### DIRECTIONS
Show each line that has the string "USAGE" in it.

########

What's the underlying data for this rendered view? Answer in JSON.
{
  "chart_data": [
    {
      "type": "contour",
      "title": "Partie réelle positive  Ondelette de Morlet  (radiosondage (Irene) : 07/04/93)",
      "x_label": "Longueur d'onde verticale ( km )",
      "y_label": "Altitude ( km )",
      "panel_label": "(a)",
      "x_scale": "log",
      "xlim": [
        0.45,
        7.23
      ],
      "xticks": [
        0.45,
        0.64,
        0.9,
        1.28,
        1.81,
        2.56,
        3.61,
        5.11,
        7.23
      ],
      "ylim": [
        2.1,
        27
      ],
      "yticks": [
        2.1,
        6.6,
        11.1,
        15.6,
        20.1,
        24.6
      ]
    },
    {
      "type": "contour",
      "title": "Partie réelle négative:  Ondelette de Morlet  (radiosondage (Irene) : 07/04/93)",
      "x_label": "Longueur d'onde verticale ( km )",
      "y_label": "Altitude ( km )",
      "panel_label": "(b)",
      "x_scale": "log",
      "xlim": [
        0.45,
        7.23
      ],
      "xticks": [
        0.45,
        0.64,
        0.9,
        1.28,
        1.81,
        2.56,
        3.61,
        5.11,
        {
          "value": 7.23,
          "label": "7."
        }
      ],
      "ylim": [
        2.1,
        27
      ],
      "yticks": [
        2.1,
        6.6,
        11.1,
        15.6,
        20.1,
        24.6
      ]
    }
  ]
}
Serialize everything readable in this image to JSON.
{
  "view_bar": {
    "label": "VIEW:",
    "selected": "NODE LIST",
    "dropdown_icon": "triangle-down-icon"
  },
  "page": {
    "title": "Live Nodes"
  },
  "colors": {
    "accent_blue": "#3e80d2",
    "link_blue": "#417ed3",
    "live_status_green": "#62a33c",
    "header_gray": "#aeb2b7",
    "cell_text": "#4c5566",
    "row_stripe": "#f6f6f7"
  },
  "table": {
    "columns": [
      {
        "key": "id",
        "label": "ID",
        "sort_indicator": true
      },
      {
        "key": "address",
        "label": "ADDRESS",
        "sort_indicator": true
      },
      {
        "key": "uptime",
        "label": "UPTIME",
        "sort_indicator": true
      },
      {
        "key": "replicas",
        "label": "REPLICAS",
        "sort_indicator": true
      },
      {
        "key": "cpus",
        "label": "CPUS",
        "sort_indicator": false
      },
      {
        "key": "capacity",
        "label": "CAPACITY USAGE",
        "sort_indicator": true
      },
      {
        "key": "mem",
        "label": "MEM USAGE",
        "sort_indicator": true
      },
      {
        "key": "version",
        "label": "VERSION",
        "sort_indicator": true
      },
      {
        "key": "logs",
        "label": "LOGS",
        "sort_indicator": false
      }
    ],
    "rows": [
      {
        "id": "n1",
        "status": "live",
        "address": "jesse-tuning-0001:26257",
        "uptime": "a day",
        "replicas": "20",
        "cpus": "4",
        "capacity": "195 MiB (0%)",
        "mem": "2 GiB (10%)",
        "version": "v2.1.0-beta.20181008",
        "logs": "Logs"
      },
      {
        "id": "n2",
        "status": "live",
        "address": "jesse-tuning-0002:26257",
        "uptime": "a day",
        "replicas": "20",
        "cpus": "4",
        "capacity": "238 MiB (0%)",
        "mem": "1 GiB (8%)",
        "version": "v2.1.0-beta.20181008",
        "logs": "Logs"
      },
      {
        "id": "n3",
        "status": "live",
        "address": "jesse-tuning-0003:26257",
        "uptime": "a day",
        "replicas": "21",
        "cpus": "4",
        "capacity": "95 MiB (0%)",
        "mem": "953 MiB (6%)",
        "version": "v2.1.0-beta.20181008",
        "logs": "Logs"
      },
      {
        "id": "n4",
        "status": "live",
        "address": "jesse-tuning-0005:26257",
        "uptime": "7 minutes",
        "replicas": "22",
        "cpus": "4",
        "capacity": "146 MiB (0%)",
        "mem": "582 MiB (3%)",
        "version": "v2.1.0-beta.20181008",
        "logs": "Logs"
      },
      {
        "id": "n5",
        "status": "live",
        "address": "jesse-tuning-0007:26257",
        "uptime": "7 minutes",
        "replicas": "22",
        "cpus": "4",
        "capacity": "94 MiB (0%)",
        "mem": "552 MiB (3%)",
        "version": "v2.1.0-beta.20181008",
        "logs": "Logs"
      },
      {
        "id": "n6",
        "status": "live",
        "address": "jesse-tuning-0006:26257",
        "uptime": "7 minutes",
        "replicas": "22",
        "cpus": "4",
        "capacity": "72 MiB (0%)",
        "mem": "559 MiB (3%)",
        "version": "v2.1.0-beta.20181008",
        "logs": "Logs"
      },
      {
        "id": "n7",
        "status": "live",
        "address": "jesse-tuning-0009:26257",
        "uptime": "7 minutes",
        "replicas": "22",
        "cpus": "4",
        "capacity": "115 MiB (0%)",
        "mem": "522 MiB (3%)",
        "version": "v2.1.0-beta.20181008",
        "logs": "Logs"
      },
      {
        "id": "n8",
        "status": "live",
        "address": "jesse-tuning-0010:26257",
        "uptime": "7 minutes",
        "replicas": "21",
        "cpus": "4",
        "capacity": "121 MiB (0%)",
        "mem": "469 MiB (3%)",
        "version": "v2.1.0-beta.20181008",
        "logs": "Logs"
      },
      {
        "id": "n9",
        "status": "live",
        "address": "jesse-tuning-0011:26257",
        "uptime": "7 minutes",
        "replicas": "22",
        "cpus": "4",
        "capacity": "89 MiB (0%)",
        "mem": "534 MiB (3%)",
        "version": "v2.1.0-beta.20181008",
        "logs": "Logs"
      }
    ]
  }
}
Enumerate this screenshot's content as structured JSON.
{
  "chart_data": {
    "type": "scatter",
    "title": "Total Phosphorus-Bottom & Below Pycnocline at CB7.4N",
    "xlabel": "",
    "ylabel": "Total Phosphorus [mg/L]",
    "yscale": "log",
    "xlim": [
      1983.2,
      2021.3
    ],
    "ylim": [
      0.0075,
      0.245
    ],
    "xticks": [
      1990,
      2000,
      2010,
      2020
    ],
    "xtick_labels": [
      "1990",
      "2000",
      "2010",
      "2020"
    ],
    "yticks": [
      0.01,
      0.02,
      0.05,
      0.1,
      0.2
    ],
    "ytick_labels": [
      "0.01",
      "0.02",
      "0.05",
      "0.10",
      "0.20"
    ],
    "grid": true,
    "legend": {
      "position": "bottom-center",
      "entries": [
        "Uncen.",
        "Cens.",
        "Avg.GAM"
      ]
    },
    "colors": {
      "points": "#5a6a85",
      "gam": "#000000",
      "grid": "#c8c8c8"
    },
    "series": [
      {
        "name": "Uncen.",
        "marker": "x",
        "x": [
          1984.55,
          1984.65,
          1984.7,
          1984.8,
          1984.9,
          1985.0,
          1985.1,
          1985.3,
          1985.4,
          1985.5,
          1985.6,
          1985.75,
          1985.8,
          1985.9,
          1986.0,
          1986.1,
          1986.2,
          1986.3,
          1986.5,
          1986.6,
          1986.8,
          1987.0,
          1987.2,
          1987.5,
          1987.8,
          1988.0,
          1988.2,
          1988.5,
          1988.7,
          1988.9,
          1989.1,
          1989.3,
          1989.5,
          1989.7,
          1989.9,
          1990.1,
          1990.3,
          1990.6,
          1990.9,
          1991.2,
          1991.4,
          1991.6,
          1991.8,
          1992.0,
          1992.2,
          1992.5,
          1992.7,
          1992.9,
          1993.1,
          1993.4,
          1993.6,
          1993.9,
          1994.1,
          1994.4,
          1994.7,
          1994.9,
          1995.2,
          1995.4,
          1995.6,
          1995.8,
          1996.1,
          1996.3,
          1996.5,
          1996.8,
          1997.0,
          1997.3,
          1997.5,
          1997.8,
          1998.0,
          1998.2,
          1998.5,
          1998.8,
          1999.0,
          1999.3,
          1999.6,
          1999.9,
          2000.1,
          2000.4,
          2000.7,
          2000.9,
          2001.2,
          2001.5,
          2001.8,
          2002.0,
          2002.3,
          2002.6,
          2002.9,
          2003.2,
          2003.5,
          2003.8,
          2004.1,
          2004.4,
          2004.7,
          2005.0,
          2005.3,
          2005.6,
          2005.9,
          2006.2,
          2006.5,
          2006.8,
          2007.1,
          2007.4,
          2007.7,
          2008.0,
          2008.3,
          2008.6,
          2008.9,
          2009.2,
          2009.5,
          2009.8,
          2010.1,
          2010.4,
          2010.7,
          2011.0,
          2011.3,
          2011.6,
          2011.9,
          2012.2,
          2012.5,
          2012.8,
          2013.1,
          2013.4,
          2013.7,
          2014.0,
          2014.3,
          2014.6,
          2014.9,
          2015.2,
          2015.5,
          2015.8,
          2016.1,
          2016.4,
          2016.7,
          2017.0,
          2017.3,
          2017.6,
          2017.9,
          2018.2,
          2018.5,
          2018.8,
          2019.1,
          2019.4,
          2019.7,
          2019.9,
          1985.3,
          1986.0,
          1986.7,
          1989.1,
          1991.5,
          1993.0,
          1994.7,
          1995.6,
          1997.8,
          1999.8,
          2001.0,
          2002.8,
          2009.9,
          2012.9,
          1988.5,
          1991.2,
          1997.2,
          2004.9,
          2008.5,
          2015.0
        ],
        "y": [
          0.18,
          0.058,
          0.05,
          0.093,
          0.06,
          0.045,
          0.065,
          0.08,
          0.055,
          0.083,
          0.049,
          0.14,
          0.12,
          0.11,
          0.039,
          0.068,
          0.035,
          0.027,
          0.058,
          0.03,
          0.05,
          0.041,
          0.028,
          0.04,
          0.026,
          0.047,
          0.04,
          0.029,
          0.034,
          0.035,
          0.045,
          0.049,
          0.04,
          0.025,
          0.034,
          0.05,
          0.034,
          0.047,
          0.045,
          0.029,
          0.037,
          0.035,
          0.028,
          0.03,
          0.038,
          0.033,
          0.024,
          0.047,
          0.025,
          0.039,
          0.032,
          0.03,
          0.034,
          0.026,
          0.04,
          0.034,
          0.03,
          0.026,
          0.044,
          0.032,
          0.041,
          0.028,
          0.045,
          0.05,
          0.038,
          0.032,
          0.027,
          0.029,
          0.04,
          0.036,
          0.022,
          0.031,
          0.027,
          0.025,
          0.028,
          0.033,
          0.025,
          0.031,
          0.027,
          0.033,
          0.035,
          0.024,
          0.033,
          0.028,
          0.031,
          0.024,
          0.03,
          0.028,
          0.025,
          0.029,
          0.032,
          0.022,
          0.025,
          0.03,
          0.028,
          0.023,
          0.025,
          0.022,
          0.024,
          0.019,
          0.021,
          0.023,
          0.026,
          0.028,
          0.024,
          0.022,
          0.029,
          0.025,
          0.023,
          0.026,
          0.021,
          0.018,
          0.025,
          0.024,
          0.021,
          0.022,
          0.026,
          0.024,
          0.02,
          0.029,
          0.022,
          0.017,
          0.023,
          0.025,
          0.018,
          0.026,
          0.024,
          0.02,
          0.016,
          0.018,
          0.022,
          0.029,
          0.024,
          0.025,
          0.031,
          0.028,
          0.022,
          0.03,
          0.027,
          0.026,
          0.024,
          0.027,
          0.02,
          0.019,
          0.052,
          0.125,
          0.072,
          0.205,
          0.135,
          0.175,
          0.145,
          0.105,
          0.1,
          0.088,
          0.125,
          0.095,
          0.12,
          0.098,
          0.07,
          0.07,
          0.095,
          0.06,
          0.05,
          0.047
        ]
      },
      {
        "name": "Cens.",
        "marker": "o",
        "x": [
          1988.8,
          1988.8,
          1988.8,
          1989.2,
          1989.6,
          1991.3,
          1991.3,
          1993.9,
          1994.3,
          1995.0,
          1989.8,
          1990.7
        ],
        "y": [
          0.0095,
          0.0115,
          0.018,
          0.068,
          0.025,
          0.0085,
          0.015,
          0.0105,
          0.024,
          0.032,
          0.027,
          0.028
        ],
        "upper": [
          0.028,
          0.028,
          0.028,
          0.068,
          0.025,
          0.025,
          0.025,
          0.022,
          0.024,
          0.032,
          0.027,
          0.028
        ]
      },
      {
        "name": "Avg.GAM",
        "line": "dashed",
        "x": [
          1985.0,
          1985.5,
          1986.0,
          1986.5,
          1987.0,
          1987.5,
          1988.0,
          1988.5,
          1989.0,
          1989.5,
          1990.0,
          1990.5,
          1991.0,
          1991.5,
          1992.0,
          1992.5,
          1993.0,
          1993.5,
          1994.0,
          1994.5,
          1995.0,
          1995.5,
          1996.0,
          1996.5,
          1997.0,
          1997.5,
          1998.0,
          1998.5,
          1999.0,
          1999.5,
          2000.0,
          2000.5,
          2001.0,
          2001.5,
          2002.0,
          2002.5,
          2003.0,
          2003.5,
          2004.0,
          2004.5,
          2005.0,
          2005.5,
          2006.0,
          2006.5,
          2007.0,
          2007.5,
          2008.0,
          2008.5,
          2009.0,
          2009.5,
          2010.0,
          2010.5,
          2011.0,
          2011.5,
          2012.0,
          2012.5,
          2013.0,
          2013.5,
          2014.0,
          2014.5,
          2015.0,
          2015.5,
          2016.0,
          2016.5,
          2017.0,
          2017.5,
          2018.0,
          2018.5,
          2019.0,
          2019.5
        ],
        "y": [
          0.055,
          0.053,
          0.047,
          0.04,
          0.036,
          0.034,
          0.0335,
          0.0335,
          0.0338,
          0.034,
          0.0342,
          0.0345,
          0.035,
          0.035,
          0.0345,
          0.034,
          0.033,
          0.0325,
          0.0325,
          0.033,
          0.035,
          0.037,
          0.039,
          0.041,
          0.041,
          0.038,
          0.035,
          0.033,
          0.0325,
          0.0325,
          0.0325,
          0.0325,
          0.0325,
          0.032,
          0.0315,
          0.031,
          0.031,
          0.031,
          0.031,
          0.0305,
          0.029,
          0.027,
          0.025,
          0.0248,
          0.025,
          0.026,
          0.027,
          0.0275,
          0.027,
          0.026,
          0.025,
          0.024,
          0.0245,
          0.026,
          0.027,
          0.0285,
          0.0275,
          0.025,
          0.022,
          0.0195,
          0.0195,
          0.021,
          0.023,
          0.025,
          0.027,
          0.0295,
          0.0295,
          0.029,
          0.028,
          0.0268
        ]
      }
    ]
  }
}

########

### CORRECT RESPONSE
        "label": "CAPACITY USAGE",
        "label": "MEM USAGE",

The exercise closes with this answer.